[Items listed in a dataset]
※

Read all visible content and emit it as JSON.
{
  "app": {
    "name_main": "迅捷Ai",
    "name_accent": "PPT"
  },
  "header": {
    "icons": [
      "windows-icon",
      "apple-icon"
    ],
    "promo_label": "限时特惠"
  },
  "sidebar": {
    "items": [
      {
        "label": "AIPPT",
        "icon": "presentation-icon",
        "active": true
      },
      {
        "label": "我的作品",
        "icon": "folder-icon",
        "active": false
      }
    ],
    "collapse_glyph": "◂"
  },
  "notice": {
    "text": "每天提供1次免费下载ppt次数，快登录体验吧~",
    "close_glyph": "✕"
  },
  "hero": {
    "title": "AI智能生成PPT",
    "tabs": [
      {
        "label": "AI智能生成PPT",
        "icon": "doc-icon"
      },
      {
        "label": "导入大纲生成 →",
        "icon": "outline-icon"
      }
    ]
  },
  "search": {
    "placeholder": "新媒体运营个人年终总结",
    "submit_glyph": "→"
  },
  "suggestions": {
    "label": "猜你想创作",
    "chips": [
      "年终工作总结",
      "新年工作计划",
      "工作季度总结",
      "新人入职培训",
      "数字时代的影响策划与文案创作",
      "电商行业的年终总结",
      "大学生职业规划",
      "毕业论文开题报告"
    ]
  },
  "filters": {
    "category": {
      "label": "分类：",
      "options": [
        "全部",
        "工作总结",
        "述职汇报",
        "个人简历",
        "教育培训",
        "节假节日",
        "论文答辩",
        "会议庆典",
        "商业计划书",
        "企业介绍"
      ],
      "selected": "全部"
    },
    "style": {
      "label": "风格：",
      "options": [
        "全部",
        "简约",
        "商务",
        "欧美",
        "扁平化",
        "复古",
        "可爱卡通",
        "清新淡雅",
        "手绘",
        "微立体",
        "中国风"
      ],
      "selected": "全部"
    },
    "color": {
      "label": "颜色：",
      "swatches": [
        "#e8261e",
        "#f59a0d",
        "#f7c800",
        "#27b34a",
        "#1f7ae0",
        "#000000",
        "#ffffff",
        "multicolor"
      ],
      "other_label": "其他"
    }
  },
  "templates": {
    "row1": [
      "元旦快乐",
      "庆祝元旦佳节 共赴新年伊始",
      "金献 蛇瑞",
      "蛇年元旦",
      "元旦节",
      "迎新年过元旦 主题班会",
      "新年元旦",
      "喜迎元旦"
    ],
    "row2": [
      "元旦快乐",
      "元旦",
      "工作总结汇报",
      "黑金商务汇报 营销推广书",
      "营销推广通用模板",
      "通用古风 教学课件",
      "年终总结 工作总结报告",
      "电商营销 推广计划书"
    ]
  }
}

※

Write out the material exactly as given.

Read all visible content and emit it as JSON.
{
  "app": {
    "name_main": "迅捷Ai",
    "name_accent": "PPT"
  },
  "header": {
    "icons": [
      "windows-icon",
      "apple-icon"
    ],
    "promo_label": "限时特惠"
  },
  "sidebar": {
    "items": [
      {
        "label": "AIPPT",
        "icon": "presentation-icon",
        "active": true
      },
      {
        "label": "我的作品",
        "icon": "folder-icon",
        "active": false
      }
    ],
    "collapse_glyph": "◂"
  },
  "notice": {
    "text": "每天提供1次免费下载ppt次数，快登录体验吧~",
    "close_glyph": "✕"
  },
  "hero": {
    "title": "AI智能生成PPT",
    "tabs": [
      {
        "label": "AI智能生成PPT",
        "icon": "doc-icon"
      },
      {
        "label": "导入大纲生成 →",
        "icon": "outline-icon"
      }
    ]
  },
  "search": {
    "placeholder": "新媒体运营个人年终总结",
    "submit_glyph": "→"
  },
  "suggestions": {
    "label": "猜你想创作",
    "chips": [
      "年终工作总结",
      "新年工作计划",
      "工作季度总结",
      "新人入职培训",
      "数字时代的影响策划与文案创作",
      "电商行业的年终总结",
      "大学生职业规划",
      "毕业论文开题报告"
    ]
  },
  "filters": {
    "category": {
      "label": "分类：",
      "options": [
        "全部",
        "工作总结",
        "述职汇报",
        "个人简历",
        "教育培训",
        "节假节日",
        "论文答辩",
        "会议庆典",
        "商业计划书",
        "企业介绍"
      ],
      "selected": "全部"
    },
    "style": {
      "label": "风格：",
      "options": [
        "全部",
        "简约",
        "商务",
        "欧美",
        "扁平化",
        "复古",
        "可爱卡通",
        "清新淡雅",
        "手绘",
        "微立体",
        "中国风"
      ],
      "selected": "全部"
    },
    "color": {
      "label": "颜色：",
      "swatches": [
        "#e8261e",
        "#f59a0d",
        "#f7c800",
        "#27b34a",
        "#1f7ae0",
        "#000000",
        "#ffffff",
        "multicolor"
      ],
      "other_label": "其他"
    }
  },
  "templates": {
    "row1": [
      "元旦快乐",
      "庆祝元旦佳节 共赴新年伊始",
      "金献 蛇瑞",
      "蛇年元旦",
      "元旦节",
      "迎新年过元旦 主题班会",
      "新年元旦",
      "喜迎元旦"
    ],
    "row2": [
      "元旦快乐",
      "元旦",
      "工作总结汇报",
      "黑金商务汇报 营销推广书",
      "营销推广通用模板",
      "通用古风 教学课件",
      "年终总结 工作总结报告",
      "电商营销 推广计划书"
    ]
  }
}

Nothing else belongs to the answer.